Records excerpted from a collection
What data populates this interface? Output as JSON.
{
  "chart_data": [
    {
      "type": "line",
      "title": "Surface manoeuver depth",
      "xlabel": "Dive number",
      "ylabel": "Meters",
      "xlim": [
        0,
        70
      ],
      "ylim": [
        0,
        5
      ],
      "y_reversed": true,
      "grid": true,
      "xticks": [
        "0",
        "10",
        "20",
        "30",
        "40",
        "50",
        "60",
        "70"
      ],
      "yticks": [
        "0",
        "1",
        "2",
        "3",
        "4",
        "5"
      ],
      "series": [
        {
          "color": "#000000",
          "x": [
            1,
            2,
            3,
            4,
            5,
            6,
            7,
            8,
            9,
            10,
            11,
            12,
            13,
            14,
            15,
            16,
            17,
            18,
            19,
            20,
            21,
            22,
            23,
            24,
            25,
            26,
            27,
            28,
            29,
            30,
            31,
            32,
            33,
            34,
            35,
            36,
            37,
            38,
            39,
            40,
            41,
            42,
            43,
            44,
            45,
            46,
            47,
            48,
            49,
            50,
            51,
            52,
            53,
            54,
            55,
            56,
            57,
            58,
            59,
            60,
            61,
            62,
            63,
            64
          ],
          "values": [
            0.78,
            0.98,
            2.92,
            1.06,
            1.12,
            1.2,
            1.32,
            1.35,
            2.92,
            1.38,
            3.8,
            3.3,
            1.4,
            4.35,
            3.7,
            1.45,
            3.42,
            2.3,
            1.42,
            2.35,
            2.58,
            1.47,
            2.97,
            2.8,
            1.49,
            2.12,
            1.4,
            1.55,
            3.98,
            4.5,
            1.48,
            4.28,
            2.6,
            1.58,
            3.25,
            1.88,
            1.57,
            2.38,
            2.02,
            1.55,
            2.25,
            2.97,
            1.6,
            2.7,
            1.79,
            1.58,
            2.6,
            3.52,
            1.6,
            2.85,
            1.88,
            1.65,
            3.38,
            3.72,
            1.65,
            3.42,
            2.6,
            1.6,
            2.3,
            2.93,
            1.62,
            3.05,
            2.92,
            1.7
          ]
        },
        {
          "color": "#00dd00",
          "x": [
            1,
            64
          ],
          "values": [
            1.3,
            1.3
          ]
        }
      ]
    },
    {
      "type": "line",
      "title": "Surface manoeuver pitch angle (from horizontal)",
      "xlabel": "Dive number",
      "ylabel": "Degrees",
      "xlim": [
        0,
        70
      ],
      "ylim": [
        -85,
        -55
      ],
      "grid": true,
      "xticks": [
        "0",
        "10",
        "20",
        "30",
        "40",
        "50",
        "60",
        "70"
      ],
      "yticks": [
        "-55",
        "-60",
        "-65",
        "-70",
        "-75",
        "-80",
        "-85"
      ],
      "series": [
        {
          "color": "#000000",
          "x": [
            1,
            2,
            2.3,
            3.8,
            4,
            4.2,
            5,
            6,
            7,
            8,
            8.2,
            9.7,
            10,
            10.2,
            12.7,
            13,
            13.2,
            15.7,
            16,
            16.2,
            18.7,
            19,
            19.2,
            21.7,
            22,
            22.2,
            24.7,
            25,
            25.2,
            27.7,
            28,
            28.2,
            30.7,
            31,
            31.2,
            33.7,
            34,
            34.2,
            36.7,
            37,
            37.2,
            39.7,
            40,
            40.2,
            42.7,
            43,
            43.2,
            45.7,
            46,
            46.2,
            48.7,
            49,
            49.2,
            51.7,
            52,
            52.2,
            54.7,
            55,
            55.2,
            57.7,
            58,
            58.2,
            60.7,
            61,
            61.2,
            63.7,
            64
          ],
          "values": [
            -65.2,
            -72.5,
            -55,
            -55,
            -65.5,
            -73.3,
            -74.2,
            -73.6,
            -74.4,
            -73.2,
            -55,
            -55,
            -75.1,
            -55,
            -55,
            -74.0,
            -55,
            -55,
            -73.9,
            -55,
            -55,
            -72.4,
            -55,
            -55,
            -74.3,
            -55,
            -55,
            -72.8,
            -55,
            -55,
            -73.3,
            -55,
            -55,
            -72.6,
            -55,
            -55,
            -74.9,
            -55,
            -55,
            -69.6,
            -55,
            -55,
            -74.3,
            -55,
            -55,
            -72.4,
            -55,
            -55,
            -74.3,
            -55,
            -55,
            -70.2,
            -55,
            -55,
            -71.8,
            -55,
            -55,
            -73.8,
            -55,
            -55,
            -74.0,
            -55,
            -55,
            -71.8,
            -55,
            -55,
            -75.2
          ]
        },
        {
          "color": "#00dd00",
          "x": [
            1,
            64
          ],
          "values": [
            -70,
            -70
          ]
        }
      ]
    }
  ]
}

What to do
Restate every line of the data word for word.

Reply
What data populates this interface? Output as JSON.
{
  "chart_data": [
    {
      "type": "line",
      "title": "Surface manoeuver depth",
      "xlabel": "Dive number",
      "ylabel": "Meters",
      "xlim": [
        0,
        70
      ],
      "ylim": [
        0,
        5
      ],
      "y_reversed": true,
      "grid": true,
      "xticks": [
        "0",
        "10",
        "20",
        "30",
        "40",
        "50",
        "60",
        "70"
      ],
      "yticks": [
        "0",
        "1",
        "2",
        "3",
        "4",
        "5"
      ],
      "series": [
        {
          "color": "#000000",
          "x": [
            1,
            2,
            3,
            4,
            5,
            6,
            7,
            8,
            9,
            10,
            11,
            12,
            13,
            14,
            15,
            16,
            17,
            18,
            19,
            20,
            21,
            22,
            23,
            24,
            25,
            26,
            27,
            28,
            29,
            30,
            31,
            32,
            33,
            34,
            35,
            36,
            37,
            38,
            39,
            40,
            41,
            42,
            43,
            44,
            45,
            46,
            47,
            48,
            49,
            50,
            51,
            52,
            53,
            54,
            55,
            56,
            57,
            58,
            59,
            60,
            61,
            62,
            63,
            64
          ],
          "values": [
            0.78,
            0.98,
            2.92,
            1.06,
            1.12,
            1.2,
            1.32,
            1.35,
            2.92,
            1.38,
            3.8,
            3.3,
            1.4,
            4.35,
            3.7,
            1.45,
            3.42,
            2.3,
            1.42,
            2.35,
            2.58,
            1.47,
            2.97,
            2.8,
            1.49,
            2.12,
            1.4,
            1.55,
            3.98,
            4.5,
            1.48,
            4.28,
            2.6,
            1.58,
            3.25,
            1.88,
            1.57,
            2.38,
            2.02,
            1.55,
            2.25,
            2.97,
            1.6,
            2.7,
            1.79,
            1.58,
            2.6,
            3.52,
            1.6,
            2.85,
            1.88,
            1.65,
            3.38,
            3.72,
            1.65,
            3.42,
            2.6,
            1.6,
            2.3,
            2.93,
            1.62,
            3.05,
            2.92,
            1.7
          ]
        },
        {
          "color": "#00dd00",
          "x": [
            1,
            64
          ],
          "values": [
            1.3,
            1.3
          ]
        }
      ]
    },
    {
      "type": "line",
      "title": "Surface manoeuver pitch angle (from horizontal)",
      "xlabel": "Dive number",
      "ylabel": "Degrees",
      "xlim": [
        0,
        70
      ],
      "ylim": [
        -85,
        -55
      ],
      "grid": true,
      "xticks": [
        "0",
        "10",
        "20",
        "30",
        "40",
        "50",
        "60",
        "70"
      ],
      "yticks": [
        "-55",
        "-60",
        "-65",
        "-70",
        "-75",
        "-80",
        "-85"
      ],
      "series": [
        {
          "color": "#000000",
          "x": [
            1,
            2,
            2.3,
            3.8,
            4,
            4.2,
            5,
            6,
            7,
            8,
            8.2,
            9.7,
            10,
            10.2,
            12.7,
            13,
            13.2,
            15.7,
            16,
            16.2,
            18.7,
            19,
            19.2,
            21.7,
            22,
            22.2,
            24.7,
            25,
            25.2,
            27.7,
            28,
            28.2,
            30.7,
            31,
            31.2,
            33.7,
            34,
            34.2,
            36.7,
            37,
            37.2,
            39.7,
            40,
            40.2,
            42.7,
            43,
            43.2,
            45.7,
            46,
            46.2,
            48.7,
            49,
            49.2,
            51.7,
            52,
            52.2,
            54.7,
            55,
            55.2,
            57.7,
            58,
            58.2,
            60.7,
            61,
            61.2,
            63.7,
            64
          ],
          "values": [
            -65.2,
            -72.5,
            -55,
            -55,
            -65.5,
            -73.3,
            -74.2,
            -73.6,
            -74.4,
            -73.2,
            -55,
            -55,
            -75.1,
            -55,
            -55,
            -74.0,
            -55,
            -55,
            -73.9,
            -55,
            -55,
            -72.4,
            -55,
            -55,
            -74.3,
            -55,
            -55,
            -72.8,
            -55,
            -55,
            -73.3,
            -55,
            -55,
            -72.6,
            -55,
            -55,
            -74.9,
            -55,
            -55,
            -69.6,
            -55,
            -55,
            -74.3,
            -55,
            -55,
            -72.4,
            -55,
            -55,
            -74.3,
            -55,
            -55,
            -70.2,
            -55,
            -55,
            -71.8,
            -55,
            -55,
            -73.8,
            -55,
            -55,
            -74.0,
            -55,
            -55,
            -71.8,
            -55,
            -55,
            -75.2
          ]
        },
        {
          "color": "#00dd00",
          "x": [
            1,
            64
          ],
          "values": [
            -70,
            -70
          ]
        }
      ]
    }
  ]
}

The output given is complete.